## Task details:
Repeat the lines below exactly as they appear, but leave out the images.
+---+
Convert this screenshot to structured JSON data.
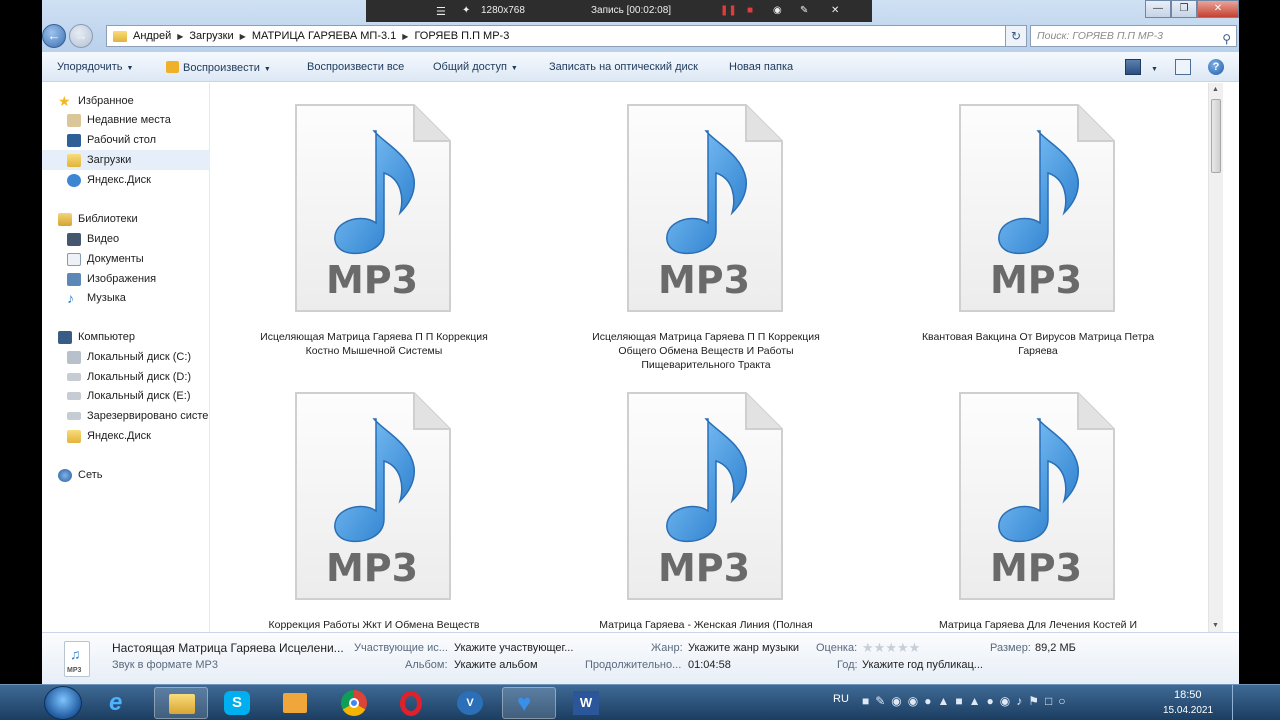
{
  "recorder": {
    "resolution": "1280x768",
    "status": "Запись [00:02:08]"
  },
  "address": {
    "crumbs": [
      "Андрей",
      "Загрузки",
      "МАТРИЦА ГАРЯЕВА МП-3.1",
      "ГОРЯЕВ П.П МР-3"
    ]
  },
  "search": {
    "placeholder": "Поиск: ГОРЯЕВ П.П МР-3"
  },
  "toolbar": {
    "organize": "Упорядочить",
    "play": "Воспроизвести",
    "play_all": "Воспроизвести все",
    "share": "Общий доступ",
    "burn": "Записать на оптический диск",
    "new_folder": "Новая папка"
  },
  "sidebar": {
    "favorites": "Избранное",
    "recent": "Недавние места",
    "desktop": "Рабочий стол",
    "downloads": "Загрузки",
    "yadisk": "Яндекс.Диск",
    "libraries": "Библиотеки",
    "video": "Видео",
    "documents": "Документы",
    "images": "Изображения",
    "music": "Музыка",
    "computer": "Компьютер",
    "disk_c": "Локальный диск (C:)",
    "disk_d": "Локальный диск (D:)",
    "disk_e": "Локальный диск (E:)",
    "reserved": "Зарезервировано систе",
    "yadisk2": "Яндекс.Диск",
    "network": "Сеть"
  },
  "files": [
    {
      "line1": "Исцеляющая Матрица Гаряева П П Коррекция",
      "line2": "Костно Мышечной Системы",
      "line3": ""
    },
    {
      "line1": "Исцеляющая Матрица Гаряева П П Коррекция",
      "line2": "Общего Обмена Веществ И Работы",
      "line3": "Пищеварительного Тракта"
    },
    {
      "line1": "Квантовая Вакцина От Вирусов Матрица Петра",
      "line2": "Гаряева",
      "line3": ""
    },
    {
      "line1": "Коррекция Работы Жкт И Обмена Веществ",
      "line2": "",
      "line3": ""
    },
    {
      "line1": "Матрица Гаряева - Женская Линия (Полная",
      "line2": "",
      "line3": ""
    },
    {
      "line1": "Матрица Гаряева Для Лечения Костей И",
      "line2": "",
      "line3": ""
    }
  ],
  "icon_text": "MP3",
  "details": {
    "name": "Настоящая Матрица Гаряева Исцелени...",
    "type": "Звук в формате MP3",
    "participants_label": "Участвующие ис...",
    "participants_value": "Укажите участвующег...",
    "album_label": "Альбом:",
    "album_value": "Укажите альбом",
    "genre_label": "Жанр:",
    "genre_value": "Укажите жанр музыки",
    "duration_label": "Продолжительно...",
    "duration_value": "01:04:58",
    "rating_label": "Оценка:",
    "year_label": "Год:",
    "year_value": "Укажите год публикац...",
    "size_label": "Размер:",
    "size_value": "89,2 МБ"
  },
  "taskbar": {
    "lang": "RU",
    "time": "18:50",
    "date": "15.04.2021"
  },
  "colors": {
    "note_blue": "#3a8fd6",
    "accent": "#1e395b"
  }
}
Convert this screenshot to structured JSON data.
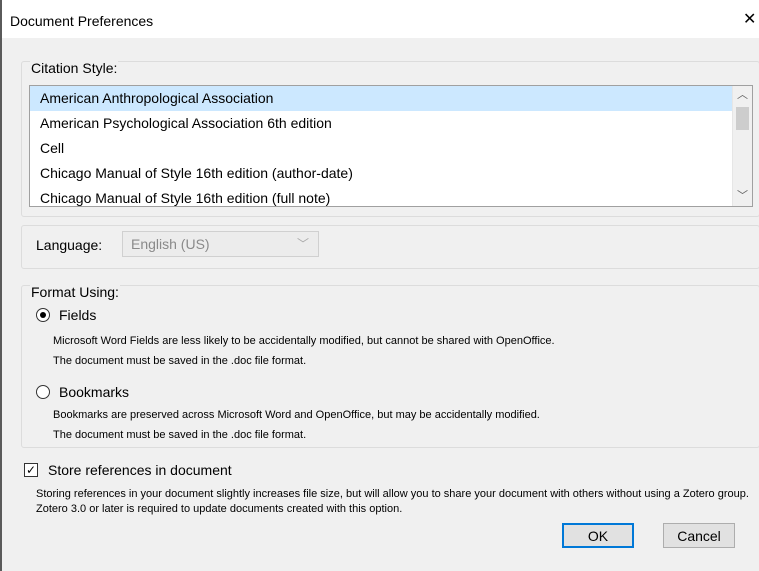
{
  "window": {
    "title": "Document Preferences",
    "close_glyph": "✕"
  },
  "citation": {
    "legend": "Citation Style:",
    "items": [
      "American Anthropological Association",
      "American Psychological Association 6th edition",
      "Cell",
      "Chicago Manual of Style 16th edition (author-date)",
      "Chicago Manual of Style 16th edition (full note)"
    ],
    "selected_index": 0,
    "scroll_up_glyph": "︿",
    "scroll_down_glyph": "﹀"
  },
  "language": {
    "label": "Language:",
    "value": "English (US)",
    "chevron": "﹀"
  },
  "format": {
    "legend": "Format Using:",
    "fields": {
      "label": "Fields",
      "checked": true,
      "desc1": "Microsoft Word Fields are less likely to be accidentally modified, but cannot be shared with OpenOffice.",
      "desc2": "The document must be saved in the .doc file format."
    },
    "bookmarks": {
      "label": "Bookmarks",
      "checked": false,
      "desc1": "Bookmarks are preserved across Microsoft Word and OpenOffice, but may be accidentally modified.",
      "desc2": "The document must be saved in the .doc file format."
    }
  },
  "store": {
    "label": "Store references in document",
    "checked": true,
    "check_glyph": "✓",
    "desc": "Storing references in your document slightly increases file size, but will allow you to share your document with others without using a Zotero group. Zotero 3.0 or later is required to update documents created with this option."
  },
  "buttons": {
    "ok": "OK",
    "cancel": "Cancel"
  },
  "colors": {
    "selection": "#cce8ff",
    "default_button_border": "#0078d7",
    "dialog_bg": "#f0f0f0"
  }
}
+---+
## Output for this task:
Convert this screenshot to structured JSON data.
{
  "recorder": {
    "resolution": "1280x768",
    "status": "Запись [00:02:08]"
  },
  "address": {
    "crumbs": [
      "Андрей",
      "Загрузки",
      "МАТРИЦА ГАРЯЕВА МП-3.1",
      "ГОРЯЕВ П.П МР-3"
    ]
  },
  "search": {
    "placeholder": "Поиск: ГОРЯЕВ П.П МР-3"
  },
  "toolbar": {
    "organize": "Упорядочить",
    "play": "Воспроизвести",
    "play_all": "Воспроизвести все",
    "share": "Общий доступ",
    "burn": "Записать на оптический диск",
    "new_folder": "Новая папка"
  },
  "sidebar": {
    "favorites": "Избранное",
    "recent": "Недавние места",
    "desktop": "Рабочий стол",
    "downloads": "Загрузки",
    "yadisk": "Яндекс.Диск",
    "libraries": "Библиотеки",
    "video": "Видео",
    "documents": "Документы",
    "images": "Изображения",
    "music": "Музыка",
    "computer": "Компьютер",
    "disk_c": "Локальный диск (C:)",
    "disk_d": "Локальный диск (D:)",
    "disk_e": "Локальный диск (E:)",
    "reserved": "Зарезервировано систе",
    "yadisk2": "Яндекс.Диск",
    "network": "Сеть"
  },
  "files": [
    {
      "line1": "Исцеляющая Матрица Гаряева П П Коррекция",
      "line2": "Костно Мышечной Системы",
      "line3": ""
    },
    {
      "line1": "Исцеляющая Матрица Гаряева П П Коррекция",
      "line2": "Общего Обмена Веществ И Работы",
      "line3": "Пищеварительного Тракта"
    },
    {
      "line1": "Квантовая Вакцина От Вирусов Матрица Петра",
      "line2": "Гаряева",
      "line3": ""
    },
    {
      "line1": "Коррекция Работы Жкт И Обмена Веществ",
      "line2": "",
      "line3": ""
    },
    {
      "line1": "Матрица Гаряева - Женская Линия (Полная",
      "line2": "",
      "line3": ""
    },
    {
      "line1": "Матрица Гаряева Для Лечения Костей И",
      "line2": "",
      "line3": ""
    }
  ],
  "icon_text": "MP3",
  "details": {
    "name": "Настоящая Матрица Гаряева Исцелени...",
    "type": "Звук в формате MP3",
    "participants_label": "Участвующие ис...",
    "participants_value": "Укажите участвующег...",
    "album_label": "Альбом:",
    "album_value": "Укажите альбом",
    "genre_label": "Жанр:",
    "genre_value": "Укажите жанр музыки",
    "duration_label": "Продолжительно...",
    "duration_value": "01:04:58",
    "rating_label": "Оценка:",
    "year_label": "Год:",
    "year_value": "Укажите год публикац...",
    "size_label": "Размер:",
    "size_value": "89,2 МБ"
  },
  "taskbar": {
    "lang": "RU",
    "time": "18:50",
    "date": "15.04.2021"
  },
  "colors": {
    "note_blue": "#3a8fd6",
    "accent": "#1e395b"
  }
}
Convert this screenshot to structured JSON data.
{
  "window": {
    "title": "Document Preferences",
    "close_glyph": "✕"
  },
  "citation": {
    "legend": "Citation Style:",
    "items": [
      "American Anthropological Association",
      "American Psychological Association 6th edition",
      "Cell",
      "Chicago Manual of Style 16th edition (author-date)",
      "Chicago Manual of Style 16th edition (full note)"
    ],
    "selected_index": 0,
    "scroll_up_glyph": "︿",
    "scroll_down_glyph": "﹀"
  },
  "language": {
    "label": "Language:",
    "value": "English (US)",
    "chevron": "﹀"
  },
  "format": {
    "legend": "Format Using:",
    "fields": {
      "label": "Fields",
      "checked": true,
      "desc1": "Microsoft Word Fields are less likely to be accidentally modified, but cannot be shared with OpenOffice.",
      "desc2": "The document must be saved in the .doc file format."
    },
    "bookmarks": {
      "label": "Bookmarks",
      "checked": false,
      "desc1": "Bookmarks are preserved across Microsoft Word and OpenOffice, but may be accidentally modified.",
      "desc2": "The document must be saved in the .doc file format."
    }
  },
  "store": {
    "label": "Store references in document",
    "checked": true,
    "check_glyph": "✓",
    "desc": "Storing references in your document slightly increases file size, but will allow you to share your document with others without using a Zotero group. Zotero 3.0 or later is required to update documents created with this option."
  },
  "buttons": {
    "ok": "OK",
    "cancel": "Cancel"
  },
  "colors": {
    "selection": "#cce8ff",
    "default_button_border": "#0078d7",
    "dialog_bg": "#f0f0f0"
  }
}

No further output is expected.